» **What to produce**
Track down every line below that holds "необходимые" and copy it.

(A run of records)
--- --- ---

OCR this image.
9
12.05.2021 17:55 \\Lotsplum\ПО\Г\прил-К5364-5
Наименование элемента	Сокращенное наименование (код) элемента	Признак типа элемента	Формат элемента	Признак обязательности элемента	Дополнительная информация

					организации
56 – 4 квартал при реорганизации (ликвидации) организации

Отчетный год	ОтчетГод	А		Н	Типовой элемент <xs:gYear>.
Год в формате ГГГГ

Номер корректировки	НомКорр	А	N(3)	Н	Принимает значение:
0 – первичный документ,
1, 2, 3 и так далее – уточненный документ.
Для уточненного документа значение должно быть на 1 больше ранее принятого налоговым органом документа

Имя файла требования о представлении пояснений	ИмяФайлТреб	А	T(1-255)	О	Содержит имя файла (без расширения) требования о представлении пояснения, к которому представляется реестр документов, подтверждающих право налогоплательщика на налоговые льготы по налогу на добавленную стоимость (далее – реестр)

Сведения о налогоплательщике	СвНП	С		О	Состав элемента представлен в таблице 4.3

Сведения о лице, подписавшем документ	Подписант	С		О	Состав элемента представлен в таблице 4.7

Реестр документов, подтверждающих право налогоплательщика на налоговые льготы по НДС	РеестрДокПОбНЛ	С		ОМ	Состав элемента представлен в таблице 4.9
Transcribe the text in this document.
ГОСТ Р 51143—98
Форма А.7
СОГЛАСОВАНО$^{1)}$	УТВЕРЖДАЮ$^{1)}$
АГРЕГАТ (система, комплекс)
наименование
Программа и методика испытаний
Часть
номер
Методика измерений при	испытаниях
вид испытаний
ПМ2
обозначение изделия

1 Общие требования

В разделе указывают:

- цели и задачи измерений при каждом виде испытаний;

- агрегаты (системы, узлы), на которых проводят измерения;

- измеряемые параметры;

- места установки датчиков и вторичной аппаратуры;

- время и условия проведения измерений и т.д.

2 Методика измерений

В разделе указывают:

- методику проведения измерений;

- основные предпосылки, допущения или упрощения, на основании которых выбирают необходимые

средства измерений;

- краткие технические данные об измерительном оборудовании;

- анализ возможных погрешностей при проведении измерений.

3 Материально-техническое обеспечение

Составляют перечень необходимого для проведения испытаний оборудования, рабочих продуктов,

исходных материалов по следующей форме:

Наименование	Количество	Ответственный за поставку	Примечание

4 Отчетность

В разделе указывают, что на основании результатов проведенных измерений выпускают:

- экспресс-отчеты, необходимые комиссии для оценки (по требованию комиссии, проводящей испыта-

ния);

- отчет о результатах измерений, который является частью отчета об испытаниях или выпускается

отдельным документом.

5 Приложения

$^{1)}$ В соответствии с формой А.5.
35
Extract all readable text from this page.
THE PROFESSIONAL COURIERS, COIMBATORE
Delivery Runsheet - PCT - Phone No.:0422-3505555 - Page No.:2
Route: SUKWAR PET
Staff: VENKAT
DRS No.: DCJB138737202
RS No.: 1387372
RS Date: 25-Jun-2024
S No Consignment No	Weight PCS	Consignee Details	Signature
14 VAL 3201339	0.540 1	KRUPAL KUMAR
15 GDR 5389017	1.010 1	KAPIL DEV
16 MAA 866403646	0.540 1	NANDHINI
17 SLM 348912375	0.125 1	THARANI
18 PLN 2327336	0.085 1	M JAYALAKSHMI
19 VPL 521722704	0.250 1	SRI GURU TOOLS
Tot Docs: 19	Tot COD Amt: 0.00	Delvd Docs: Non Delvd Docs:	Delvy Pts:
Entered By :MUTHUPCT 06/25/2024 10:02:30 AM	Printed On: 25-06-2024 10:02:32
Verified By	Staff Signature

--- --- ---

» **Correct answer**
- основные предпосылки, допущения или упрощения, на основании которых выбирают необходимые
- экспресс-отчеты, необходимые комиссии для оценки (по требованию комиссии, проводящей испыта-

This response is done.